MATERIAL FOR THE TASK:
# # #

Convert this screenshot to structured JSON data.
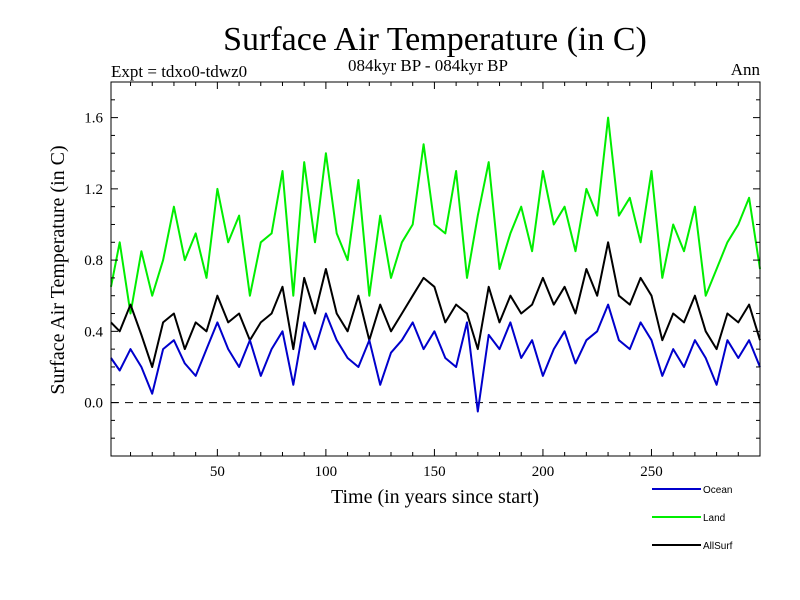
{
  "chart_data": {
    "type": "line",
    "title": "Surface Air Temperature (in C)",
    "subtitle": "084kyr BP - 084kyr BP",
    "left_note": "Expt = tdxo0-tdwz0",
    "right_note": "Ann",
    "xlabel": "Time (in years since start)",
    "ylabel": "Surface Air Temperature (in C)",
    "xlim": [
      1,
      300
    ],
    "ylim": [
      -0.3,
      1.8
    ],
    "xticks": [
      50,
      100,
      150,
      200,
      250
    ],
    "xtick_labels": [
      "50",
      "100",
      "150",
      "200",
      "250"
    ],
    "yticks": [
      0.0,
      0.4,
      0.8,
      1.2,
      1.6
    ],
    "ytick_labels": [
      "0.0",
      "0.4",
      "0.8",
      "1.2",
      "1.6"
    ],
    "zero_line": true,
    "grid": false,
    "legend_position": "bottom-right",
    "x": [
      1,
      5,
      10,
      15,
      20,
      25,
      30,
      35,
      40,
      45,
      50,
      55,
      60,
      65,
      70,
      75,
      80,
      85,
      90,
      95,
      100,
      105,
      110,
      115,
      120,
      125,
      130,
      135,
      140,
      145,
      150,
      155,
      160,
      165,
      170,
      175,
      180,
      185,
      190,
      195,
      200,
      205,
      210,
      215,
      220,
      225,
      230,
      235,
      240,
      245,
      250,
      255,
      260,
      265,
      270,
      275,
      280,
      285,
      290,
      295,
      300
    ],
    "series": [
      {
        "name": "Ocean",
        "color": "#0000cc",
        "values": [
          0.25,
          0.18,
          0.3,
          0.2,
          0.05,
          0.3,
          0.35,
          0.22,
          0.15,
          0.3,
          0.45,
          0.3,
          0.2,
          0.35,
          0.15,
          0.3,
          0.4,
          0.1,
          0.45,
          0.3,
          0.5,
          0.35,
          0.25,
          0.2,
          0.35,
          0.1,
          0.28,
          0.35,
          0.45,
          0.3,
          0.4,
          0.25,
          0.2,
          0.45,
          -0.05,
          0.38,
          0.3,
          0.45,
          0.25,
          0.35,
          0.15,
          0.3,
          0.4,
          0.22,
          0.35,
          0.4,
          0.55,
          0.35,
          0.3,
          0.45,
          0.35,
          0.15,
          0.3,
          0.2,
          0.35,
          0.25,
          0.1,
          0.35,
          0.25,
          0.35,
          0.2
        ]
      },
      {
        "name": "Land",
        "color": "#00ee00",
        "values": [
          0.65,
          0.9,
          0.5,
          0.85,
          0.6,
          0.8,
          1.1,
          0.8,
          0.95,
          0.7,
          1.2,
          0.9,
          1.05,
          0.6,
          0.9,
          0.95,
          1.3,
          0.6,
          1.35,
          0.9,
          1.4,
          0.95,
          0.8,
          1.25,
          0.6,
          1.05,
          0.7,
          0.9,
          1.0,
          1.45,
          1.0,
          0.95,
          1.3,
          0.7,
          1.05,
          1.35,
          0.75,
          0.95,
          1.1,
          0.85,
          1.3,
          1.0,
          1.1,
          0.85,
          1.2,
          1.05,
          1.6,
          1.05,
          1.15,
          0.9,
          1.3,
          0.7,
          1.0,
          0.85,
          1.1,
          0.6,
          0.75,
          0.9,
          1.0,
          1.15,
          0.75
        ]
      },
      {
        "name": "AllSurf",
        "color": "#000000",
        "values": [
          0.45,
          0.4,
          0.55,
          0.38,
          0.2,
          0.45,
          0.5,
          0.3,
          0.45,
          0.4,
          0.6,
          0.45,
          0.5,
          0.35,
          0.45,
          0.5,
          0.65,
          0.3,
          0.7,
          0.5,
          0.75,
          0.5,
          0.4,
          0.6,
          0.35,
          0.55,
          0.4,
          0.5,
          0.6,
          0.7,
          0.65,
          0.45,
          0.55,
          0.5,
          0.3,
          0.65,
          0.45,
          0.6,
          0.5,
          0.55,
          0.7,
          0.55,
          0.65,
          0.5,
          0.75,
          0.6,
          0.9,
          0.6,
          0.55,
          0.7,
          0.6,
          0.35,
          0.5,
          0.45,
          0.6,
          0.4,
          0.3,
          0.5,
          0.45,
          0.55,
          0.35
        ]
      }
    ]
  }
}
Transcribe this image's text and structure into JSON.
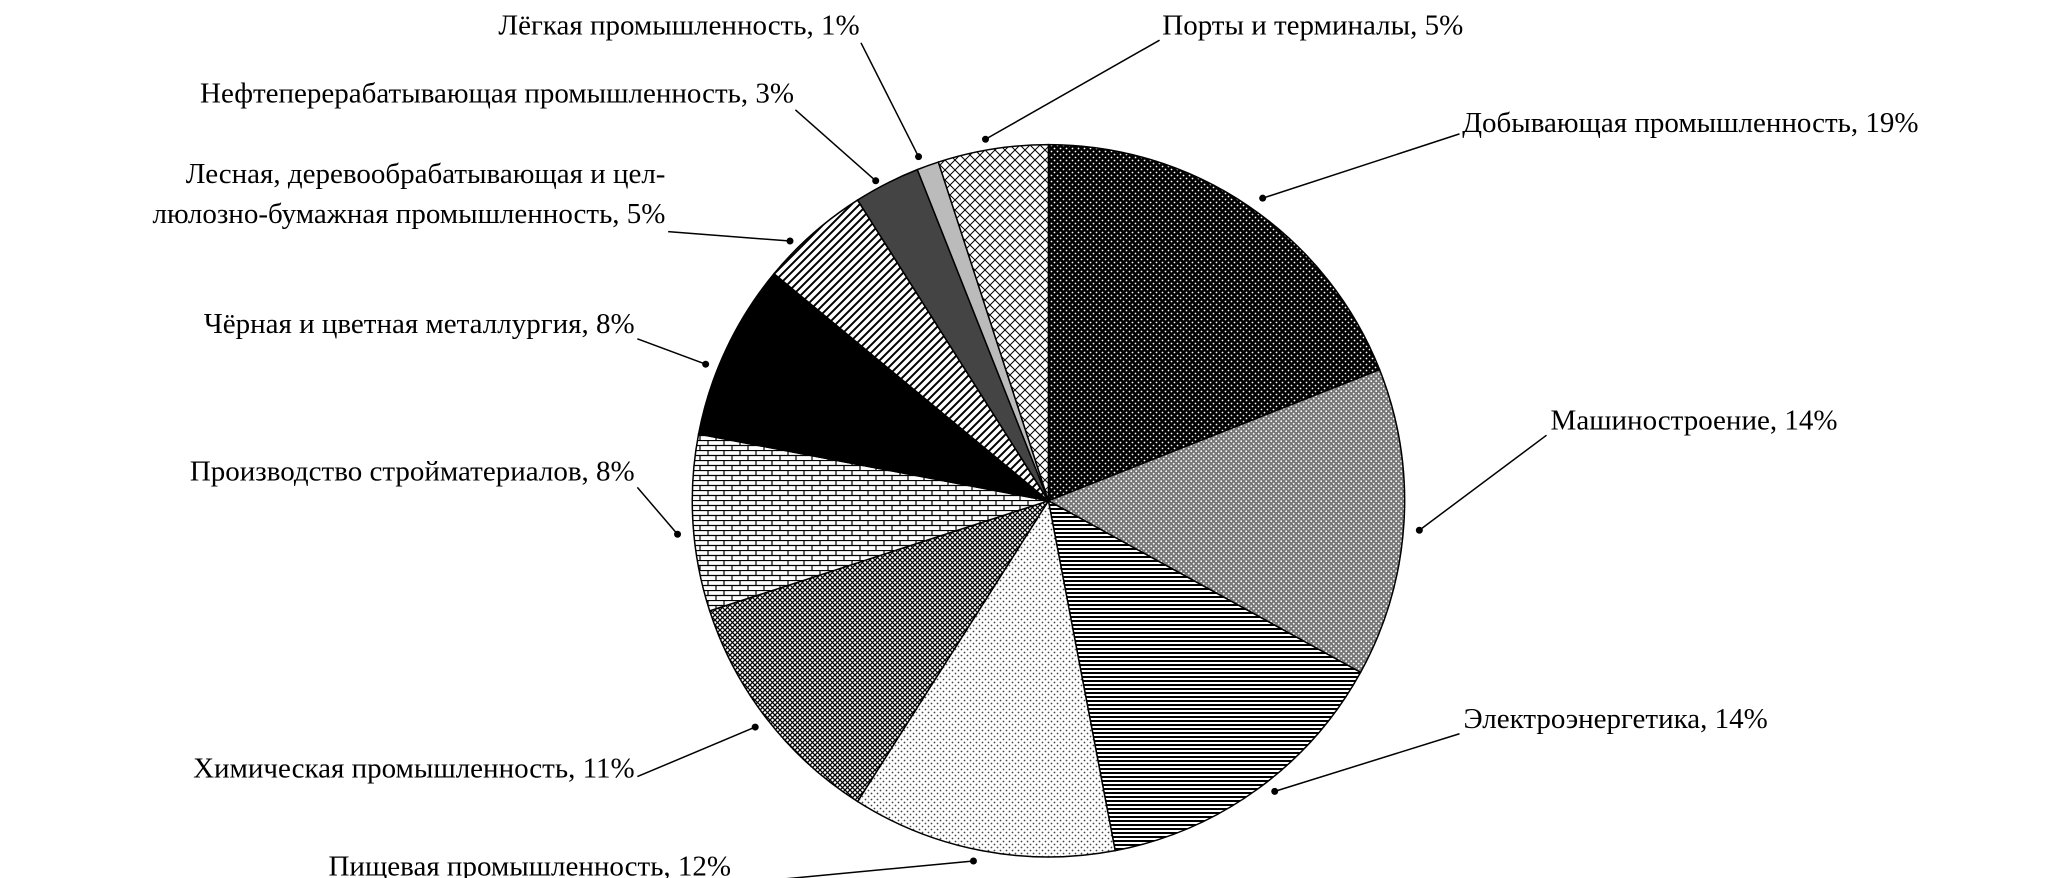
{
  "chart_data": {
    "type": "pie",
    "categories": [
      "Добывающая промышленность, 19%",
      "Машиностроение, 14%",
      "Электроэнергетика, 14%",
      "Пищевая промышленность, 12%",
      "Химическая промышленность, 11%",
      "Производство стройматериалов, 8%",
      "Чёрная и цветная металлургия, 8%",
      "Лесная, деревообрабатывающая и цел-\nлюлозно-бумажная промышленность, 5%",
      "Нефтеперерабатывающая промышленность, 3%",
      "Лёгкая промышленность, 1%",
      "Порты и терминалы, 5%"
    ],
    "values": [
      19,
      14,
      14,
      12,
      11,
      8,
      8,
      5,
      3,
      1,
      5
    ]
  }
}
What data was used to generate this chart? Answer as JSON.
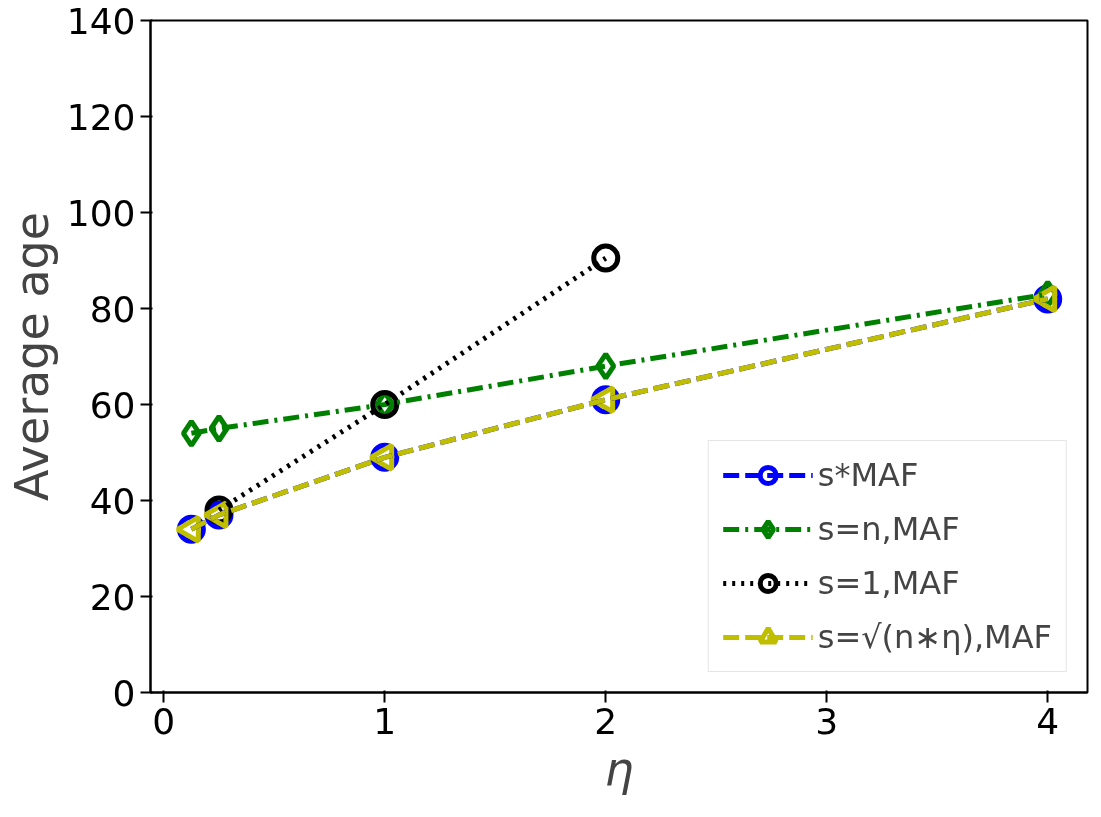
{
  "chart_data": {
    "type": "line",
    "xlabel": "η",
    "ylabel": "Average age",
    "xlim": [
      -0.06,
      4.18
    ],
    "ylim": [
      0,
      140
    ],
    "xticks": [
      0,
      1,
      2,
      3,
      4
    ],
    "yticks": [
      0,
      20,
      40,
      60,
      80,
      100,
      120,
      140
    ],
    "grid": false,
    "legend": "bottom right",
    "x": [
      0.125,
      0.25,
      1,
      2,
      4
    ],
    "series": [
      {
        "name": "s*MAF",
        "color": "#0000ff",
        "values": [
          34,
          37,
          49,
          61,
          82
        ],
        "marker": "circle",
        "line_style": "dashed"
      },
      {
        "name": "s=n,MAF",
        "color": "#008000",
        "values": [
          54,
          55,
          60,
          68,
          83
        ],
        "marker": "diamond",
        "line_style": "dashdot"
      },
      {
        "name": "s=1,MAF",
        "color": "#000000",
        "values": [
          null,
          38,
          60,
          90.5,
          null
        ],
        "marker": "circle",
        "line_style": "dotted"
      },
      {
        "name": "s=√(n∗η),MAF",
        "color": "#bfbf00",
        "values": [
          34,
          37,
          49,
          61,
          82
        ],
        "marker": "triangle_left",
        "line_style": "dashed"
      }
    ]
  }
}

# # #

TASK REQUIREMENTS: Check each line of the data above for the word "bottom" and say how many lines contain it, giving nothing besides the number.

ANSWER TO THIS TASK: 2